*EXERCISE DETAILS:* Leave out the pictures and restate the rest of the data exactly.
### INFORMATION SUPPLIED ###
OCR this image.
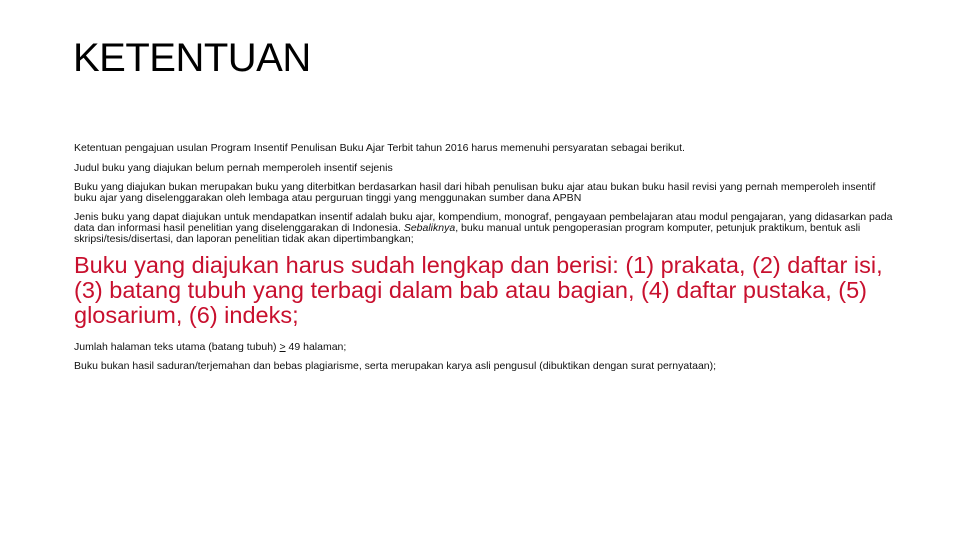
KETENTUAN

Ketentuan pengajuan usulan Program Insentif Penulisan Buku Ajar Terbit tahun 2016 harus memenuhi persyaratan sebagai berikut.

Judul buku yang diajukan belum pernah memperoleh insentif sejenis

Buku yang diajukan bukan merupakan buku yang diterbitkan berdasarkan hasil dari hibah penulisan buku ajar atau bukan buku hasil revisi yang pernah memperoleh insentif buku ajar yang diselenggarakan oleh lembaga atau perguruan tinggi yang menggunakan sumber dana APBN

Jenis buku yang dapat diajukan untuk mendapatkan insentif adalah buku ajar, kompendium, monograf, pengayaan pembelajaran atau modul pengajaran, yang didasarkan pada data dan informasi hasil penelitian yang diselenggarakan di Indonesia. Sebaliknya, buku manual untuk pengoperasian program komputer, petunjuk praktikum, bentuk asli skripsi/tesis/disertasi, dan laporan penelitian tidak akan dipertimbangkan;

Buku yang diajukan harus sudah lengkap dan berisi: (1) prakata, (2) daftar isi, (3) batang tubuh yang terbagi dalam bab atau bagian, (4) daftar pustaka, (5) glosarium, (6) indeks;

Jumlah halaman teks utama (batang tubuh) ≥ 49 halaman;

Buku bukan hasil saduran/terjemahan dan bebas plagiarisme, serta merupakan karya asli pengusul (dibuktikan dengan surat pernyataan);
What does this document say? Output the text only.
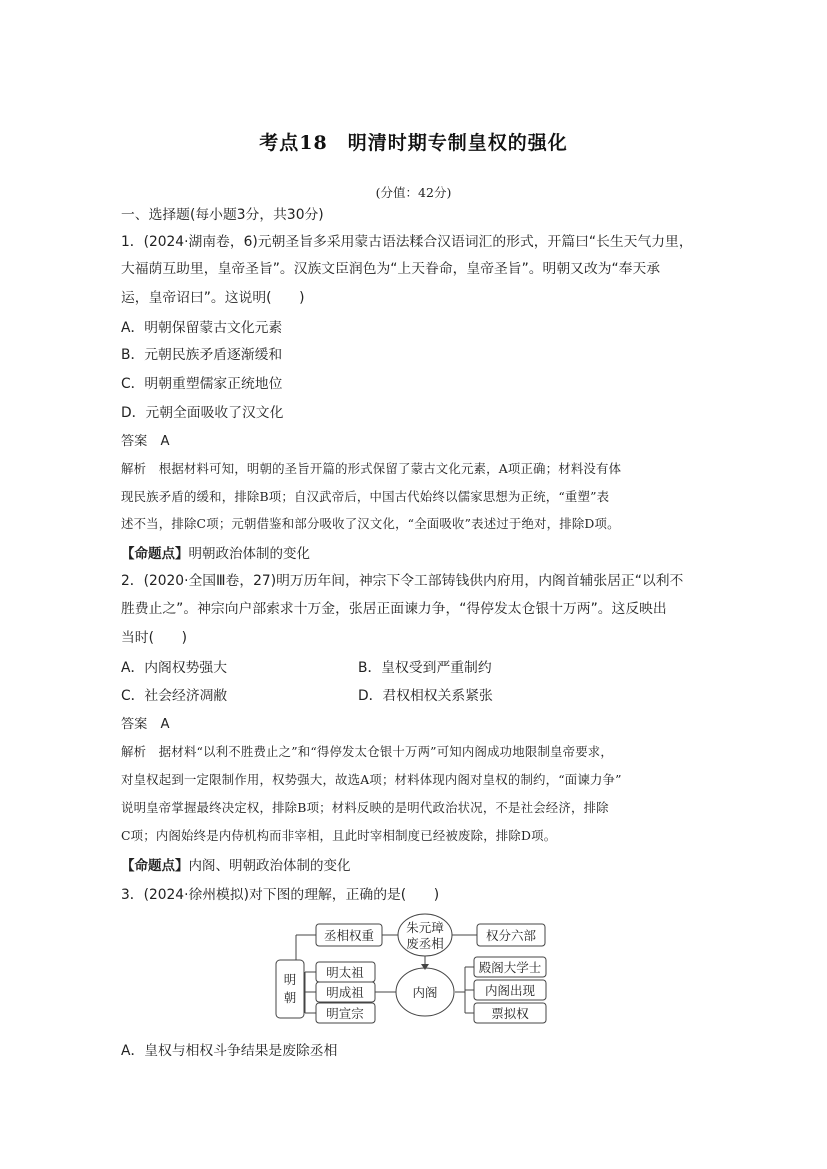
考点18　明清时期专制皇权的强化
(分值：42分)
一、选择题(每小题3分，共30分)
1．(2024·湖南卷，6)元朝圣旨多采用蒙古语法糅合汉语词汇的形式，开篇曰“长生天气力里，
大福荫互助里，皇帝圣旨”。汉族文臣润色为“上天眷命，皇帝圣旨”。明朝又改为“奉天承
运，皇帝诏曰”。这说明(　　)
A．明朝保留蒙古文化元素
B．元朝民族矛盾逐渐缓和
C．明朝重塑儒家正统地位
D．元朝全面吸收了汉文化
答案　A
解析　根据材料可知，明朝的圣旨开篇的形式保留了蒙古文化元素，A项正确；材料没有体
现民族矛盾的缓和，排除B项；自汉武帝后，中国古代始终以儒家思想为正统，“重塑”表
述不当，排除C项；元朝借鉴和部分吸收了汉文化，“全面吸收”表述过于绝对，排除D项。
【命题点】明朝政治体制的变化
2．(2020·全国Ⅲ卷，27)明万历年间，神宗下令工部铸钱供内府用，内阁首辅张居正“以利不
胜费止之”。神宗向户部索求十万金，张居正面谏力争，“得停发太仓银十万两”。这反映出
当时(　　)
A．内阁权势强大	B．皇权受到严重制约
C．社会经济凋敝	D．君权相权关系紧张
答案　A
解析　据材料“以利不胜费止之”和“得停发太仓银十万两”可知内阁成功地限制皇帝要求，
对皇权起到一定限制作用，权势强大，故选A项；材料体现内阁对皇权的制约，“面谏力争”
说明皇帝掌握最终决定权，排除B项；材料反映的是明代政治状况，不是社会经济，排除
C项；内阁始终是内侍机构而非宰相，且此时宰相制度已经被废除，排除D项。
【命题点】内阁、明朝政治体制的变化
3．(2024·徐州模拟)对下图的理解，正确的是(　　)
丞相权重
朱元璋
废丞相
权分六部
明
朝
明太祖
明成祖
明宣宗
内阁
殿阁大学士
内阁出现
票拟权
A．皇权与相权斗争结果是废除丞相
###
*THE ANSWER:*
OCR this image.
KETENTUAN

Ketentuan pengajuan usulan Program Insentif Penulisan Buku Ajar Terbit tahun 2016 harus memenuhi persyaratan sebagai berikut.

Judul buku yang diajukan belum pernah memperoleh insentif sejenis

Buku yang diajukan bukan merupakan buku yang diterbitkan berdasarkan hasil dari hibah penulisan buku ajar atau bukan buku hasil revisi yang pernah memperoleh insentif buku ajar yang diselenggarakan oleh lembaga atau perguruan tinggi yang menggunakan sumber dana APBN

Jenis buku yang dapat diajukan untuk mendapatkan insentif adalah buku ajar, kompendium, monograf, pengayaan pembelajaran atau modul pengajaran, yang didasarkan pada data dan informasi hasil penelitian yang diselenggarakan di Indonesia. Sebaliknya, buku manual untuk pengoperasian program komputer, petunjuk praktikum, bentuk asli skripsi/tesis/disertasi, dan laporan penelitian tidak akan dipertimbangkan;

Buku yang diajukan harus sudah lengkap dan berisi: (1) prakata, (2) daftar isi, (3) batang tubuh yang terbagi dalam bab atau bagian, (4) daftar pustaka, (5) glosarium, (6) indeks;

Jumlah halaman teks utama (batang tubuh) ≥ 49 halaman;

Buku bukan hasil saduran/terjemahan dan bebas plagiarisme, serta merupakan karya asli pengusul (dibuktikan dengan surat pernyataan);
What does this document say? Output the text only.
考点18　明清时期专制皇权的强化
(分值：42分)
一、选择题(每小题3分，共30分)
1．(2024·湖南卷，6)元朝圣旨多采用蒙古语法糅合汉语词汇的形式，开篇曰“长生天气力里，
大福荫互助里，皇帝圣旨”。汉族文臣润色为“上天眷命，皇帝圣旨”。明朝又改为“奉天承
运，皇帝诏曰”。这说明(　　)
A．明朝保留蒙古文化元素
B．元朝民族矛盾逐渐缓和
C．明朝重塑儒家正统地位
D．元朝全面吸收了汉文化
答案　A
解析　根据材料可知，明朝的圣旨开篇的形式保留了蒙古文化元素，A项正确；材料没有体
现民族矛盾的缓和，排除B项；自汉武帝后，中国古代始终以儒家思想为正统，“重塑”表
述不当，排除C项；元朝借鉴和部分吸收了汉文化，“全面吸收”表述过于绝对，排除D项。
【命题点】明朝政治体制的变化
2．(2020·全国Ⅲ卷，27)明万历年间，神宗下令工部铸钱供内府用，内阁首辅张居正“以利不
胜费止之”。神宗向户部索求十万金，张居正面谏力争，“得停发太仓银十万两”。这反映出
当时(　　)
A．内阁权势强大	B．皇权受到严重制约
C．社会经济凋敝	D．君权相权关系紧张
答案　A
解析　据材料“以利不胜费止之”和“得停发太仓银十万两”可知内阁成功地限制皇帝要求，
对皇权起到一定限制作用，权势强大，故选A项；材料体现内阁对皇权的制约，“面谏力争”
说明皇帝掌握最终决定权，排除B项；材料反映的是明代政治状况，不是社会经济，排除
C项；内阁始终是内侍机构而非宰相，且此时宰相制度已经被废除，排除D项。
【命题点】内阁、明朝政治体制的变化
3．(2024·徐州模拟)对下图的理解，正确的是(　　)
丞相权重
朱元璋
废丞相
权分六部
明
朝
明太祖
明成祖
明宣宗
内阁
殿阁大学士
内阁出现
票拟权
A．皇权与相权斗争结果是废除丞相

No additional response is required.